| Task description |
Tally how many lines hold the string "Address". Your reply should be that number alone.

'''

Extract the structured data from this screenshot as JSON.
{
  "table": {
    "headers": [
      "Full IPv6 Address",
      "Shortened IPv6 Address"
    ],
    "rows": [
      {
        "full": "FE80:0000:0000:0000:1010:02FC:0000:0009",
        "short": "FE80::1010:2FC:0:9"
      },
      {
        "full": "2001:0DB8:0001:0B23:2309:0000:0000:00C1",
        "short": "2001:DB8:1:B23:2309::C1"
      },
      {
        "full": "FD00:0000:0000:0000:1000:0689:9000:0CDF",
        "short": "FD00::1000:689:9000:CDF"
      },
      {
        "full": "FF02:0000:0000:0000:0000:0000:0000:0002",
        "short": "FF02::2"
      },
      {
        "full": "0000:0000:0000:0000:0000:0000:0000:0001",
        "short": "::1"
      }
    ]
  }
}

'''

| Solution to the exercise |
2